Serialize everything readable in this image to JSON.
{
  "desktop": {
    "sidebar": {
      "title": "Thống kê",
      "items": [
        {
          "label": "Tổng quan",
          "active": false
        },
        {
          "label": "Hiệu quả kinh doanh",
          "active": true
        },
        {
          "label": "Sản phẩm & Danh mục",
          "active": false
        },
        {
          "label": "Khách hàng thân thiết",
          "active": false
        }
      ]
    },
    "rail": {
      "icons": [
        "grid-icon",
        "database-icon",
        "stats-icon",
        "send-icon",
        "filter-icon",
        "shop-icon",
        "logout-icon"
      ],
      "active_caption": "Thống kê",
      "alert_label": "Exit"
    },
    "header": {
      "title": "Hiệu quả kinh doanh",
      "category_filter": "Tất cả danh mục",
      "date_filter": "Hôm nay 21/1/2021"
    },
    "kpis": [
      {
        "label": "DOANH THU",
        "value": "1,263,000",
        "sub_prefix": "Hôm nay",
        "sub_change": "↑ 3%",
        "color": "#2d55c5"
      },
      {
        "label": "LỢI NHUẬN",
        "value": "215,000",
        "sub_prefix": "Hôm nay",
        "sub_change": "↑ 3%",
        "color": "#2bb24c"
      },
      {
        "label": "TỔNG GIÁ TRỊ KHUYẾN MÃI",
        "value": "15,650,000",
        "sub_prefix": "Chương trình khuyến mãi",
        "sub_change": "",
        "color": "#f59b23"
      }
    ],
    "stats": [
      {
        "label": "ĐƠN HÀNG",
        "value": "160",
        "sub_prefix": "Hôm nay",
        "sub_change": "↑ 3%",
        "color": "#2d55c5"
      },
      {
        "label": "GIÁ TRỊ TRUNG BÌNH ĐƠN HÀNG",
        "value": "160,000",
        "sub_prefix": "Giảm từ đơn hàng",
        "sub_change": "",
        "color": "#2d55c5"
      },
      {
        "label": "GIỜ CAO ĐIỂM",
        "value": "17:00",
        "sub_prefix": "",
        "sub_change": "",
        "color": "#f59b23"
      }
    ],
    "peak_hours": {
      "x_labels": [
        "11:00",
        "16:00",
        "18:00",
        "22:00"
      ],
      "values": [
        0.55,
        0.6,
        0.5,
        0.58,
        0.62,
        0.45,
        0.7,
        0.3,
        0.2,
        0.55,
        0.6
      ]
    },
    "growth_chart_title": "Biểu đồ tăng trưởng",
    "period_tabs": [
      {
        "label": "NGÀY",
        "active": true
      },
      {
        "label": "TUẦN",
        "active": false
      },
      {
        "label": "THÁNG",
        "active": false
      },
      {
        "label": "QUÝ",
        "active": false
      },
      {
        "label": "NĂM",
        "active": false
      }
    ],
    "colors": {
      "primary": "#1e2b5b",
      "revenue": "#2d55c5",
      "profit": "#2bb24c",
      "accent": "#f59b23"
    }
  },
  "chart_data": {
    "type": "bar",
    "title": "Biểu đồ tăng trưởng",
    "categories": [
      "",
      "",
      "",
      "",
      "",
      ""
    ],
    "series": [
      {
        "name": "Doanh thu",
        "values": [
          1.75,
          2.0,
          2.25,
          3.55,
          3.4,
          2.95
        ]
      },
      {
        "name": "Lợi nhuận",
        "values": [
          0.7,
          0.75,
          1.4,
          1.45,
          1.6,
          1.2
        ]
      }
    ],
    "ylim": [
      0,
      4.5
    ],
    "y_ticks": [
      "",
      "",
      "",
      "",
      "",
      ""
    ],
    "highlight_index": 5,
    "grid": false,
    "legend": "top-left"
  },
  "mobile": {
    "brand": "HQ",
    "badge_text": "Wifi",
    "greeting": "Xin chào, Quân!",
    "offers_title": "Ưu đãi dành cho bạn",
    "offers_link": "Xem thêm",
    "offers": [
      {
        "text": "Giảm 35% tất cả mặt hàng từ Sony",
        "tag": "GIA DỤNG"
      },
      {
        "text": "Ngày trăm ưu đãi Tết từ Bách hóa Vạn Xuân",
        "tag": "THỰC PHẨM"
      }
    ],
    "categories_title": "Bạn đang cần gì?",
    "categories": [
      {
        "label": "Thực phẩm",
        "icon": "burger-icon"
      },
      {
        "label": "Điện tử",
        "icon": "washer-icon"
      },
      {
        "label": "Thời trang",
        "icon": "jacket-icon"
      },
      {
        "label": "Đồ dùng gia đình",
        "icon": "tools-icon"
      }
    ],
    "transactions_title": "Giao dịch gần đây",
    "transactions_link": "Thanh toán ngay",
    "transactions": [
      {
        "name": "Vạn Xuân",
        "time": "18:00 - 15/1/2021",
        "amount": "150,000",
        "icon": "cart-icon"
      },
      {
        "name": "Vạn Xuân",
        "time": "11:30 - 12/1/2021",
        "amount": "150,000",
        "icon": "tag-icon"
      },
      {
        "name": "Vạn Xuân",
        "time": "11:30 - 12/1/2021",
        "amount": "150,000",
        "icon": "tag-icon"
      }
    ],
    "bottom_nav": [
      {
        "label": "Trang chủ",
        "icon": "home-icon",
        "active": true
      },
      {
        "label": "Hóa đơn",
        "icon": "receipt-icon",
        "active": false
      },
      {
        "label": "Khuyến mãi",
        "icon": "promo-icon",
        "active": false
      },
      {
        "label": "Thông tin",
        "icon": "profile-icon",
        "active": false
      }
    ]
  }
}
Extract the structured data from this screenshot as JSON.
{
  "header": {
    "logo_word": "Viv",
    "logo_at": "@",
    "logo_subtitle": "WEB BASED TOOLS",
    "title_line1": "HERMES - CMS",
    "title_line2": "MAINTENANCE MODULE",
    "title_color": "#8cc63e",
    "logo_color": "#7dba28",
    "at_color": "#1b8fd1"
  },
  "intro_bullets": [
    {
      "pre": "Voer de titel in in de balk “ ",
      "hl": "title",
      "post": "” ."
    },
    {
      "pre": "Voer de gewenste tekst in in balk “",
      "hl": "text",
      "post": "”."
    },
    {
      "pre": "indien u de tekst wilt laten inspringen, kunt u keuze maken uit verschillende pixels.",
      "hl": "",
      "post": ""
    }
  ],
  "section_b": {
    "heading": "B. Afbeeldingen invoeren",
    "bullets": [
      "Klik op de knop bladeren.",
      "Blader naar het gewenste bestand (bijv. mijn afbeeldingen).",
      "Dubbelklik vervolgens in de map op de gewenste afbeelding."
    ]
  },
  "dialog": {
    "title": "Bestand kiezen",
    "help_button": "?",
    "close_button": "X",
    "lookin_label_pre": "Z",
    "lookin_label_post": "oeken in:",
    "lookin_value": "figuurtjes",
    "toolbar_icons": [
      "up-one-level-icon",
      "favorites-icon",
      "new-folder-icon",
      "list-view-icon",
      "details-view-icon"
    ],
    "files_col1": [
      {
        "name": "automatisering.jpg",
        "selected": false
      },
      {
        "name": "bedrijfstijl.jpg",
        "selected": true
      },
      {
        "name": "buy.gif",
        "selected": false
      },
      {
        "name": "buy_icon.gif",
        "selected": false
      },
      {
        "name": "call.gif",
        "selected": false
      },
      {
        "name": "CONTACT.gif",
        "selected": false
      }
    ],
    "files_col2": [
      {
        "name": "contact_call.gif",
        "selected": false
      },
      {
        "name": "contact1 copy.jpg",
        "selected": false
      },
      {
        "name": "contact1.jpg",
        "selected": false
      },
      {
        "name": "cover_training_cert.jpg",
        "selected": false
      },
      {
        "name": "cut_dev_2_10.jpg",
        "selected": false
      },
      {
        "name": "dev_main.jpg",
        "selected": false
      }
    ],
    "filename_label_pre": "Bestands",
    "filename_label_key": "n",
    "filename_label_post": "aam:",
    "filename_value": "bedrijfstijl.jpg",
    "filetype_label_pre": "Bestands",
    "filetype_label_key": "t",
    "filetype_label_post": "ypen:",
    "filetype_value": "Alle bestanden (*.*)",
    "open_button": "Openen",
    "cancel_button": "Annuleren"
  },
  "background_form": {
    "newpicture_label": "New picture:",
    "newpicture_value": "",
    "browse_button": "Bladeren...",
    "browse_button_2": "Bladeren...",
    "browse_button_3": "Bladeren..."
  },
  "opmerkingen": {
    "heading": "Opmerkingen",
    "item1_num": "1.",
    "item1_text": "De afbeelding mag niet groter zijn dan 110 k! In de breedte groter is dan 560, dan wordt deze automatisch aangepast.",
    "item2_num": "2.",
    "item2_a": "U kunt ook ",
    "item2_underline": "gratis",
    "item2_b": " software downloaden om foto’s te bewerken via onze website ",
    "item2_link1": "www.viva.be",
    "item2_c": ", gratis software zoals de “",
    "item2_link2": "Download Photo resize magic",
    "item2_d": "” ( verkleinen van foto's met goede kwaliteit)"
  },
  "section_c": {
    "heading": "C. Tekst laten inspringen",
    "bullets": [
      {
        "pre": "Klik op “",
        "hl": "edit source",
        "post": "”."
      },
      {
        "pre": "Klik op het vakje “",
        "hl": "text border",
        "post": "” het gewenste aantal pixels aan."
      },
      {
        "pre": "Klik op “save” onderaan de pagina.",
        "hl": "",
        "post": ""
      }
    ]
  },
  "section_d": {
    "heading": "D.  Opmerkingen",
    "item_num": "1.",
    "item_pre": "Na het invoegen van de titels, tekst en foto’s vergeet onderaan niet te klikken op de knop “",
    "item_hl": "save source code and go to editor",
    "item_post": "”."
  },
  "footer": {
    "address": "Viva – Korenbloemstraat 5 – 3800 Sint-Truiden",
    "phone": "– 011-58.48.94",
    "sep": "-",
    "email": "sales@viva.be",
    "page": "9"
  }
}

Direction. All lines that include "pixels" are to be gathered and copied.

Task result.
      "pre": "indien u de tekst wilt laten inspringen, kunt u keuze maken uit verschillende pixels.",
        "post": "” het gewenste aantal pixels aan."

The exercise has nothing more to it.